Could you print all the entries exactly?

══ Information supplied ══

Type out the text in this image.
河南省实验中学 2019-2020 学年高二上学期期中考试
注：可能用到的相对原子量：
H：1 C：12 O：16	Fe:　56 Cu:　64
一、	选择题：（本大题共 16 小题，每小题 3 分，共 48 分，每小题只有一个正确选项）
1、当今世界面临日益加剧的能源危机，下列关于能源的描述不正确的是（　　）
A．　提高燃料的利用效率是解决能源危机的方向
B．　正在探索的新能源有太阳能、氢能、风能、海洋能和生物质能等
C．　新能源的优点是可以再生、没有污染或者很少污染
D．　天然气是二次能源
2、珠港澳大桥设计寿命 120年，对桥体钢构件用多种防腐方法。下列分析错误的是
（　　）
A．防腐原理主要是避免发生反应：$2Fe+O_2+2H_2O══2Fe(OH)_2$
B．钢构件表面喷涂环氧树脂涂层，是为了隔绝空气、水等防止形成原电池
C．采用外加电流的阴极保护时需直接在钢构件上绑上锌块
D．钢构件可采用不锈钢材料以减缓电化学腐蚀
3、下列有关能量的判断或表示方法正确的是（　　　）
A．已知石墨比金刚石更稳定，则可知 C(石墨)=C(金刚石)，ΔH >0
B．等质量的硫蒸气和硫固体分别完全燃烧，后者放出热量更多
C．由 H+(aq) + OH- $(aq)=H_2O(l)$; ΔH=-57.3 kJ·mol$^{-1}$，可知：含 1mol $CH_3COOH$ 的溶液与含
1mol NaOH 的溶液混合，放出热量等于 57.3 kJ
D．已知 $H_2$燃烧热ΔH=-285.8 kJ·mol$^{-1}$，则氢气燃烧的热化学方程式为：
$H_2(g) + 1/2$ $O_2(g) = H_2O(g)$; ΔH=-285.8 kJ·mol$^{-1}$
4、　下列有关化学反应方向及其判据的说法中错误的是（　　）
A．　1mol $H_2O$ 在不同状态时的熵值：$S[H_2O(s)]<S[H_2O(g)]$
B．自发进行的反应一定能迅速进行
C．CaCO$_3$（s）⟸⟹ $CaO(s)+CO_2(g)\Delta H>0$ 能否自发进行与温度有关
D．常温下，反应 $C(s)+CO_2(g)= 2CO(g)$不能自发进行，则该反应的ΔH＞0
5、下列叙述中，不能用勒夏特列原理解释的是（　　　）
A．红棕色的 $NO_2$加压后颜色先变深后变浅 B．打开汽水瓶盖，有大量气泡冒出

═══

▶ [Solution to this exercise]
Type out the text in this image.
河南省实验中学 2019-2020 学年高二上学期期中考试
注：可能用到的相对原子量：
H：1 C：12 O：16	Fe:　56 Cu:　64
一、	选择题：（本大题共 16 小题，每小题 3 分，共 48 分，每小题只有一个正确选项）
1、当今世界面临日益加剧的能源危机，下列关于能源的描述不正确的是（　　）
A．　提高燃料的利用效率是解决能源危机的方向
B．　正在探索的新能源有太阳能、氢能、风能、海洋能和生物质能等
C．　新能源的优点是可以再生、没有污染或者很少污染
D．　天然气是二次能源
2、珠港澳大桥设计寿命 120年，对桥体钢构件用多种防腐方法。下列分析错误的是
（　　）
A．防腐原理主要是避免发生反应：$2Fe+O_2+2H_2O══2Fe(OH)_2$
B．钢构件表面喷涂环氧树脂涂层，是为了隔绝空气、水等防止形成原电池
C．采用外加电流的阴极保护时需直接在钢构件上绑上锌块
D．钢构件可采用不锈钢材料以减缓电化学腐蚀
3、下列有关能量的判断或表示方法正确的是（　　　）
A．已知石墨比金刚石更稳定，则可知 C(石墨)=C(金刚石)，ΔH >0
B．等质量的硫蒸气和硫固体分别完全燃烧，后者放出热量更多
C．由 H+(aq) + OH- $(aq)=H_2O(l)$; ΔH=-57.3 kJ·mol$^{-1}$，可知：含 1mol $CH_3COOH$ 的溶液与含
1mol NaOH 的溶液混合，放出热量等于 57.3 kJ
D．已知 $H_2$燃烧热ΔH=-285.8 kJ·mol$^{-1}$，则氢气燃烧的热化学方程式为：
$H_2(g) + 1/2$ $O_2(g) = H_2O(g)$; ΔH=-285.8 kJ·mol$^{-1}$
4、　下列有关化学反应方向及其判据的说法中错误的是（　　）
A．　1mol $H_2O$ 在不同状态时的熵值：$S[H_2O(s)]<S[H_2O(g)]$
B．自发进行的反应一定能迅速进行
C．CaCO$_3$（s）⟸⟹ $CaO(s)+CO_2(g)\Delta H>0$ 能否自发进行与温度有关
D．常温下，反应 $C(s)+CO_2(g)= 2CO(g)$不能自发进行，则该反应的ΔH＞0
5、下列叙述中，不能用勒夏特列原理解释的是（　　　）
A．红棕色的 $NO_2$加压后颜色先变深后变浅 B．打开汽水瓶盖，有大量气泡冒出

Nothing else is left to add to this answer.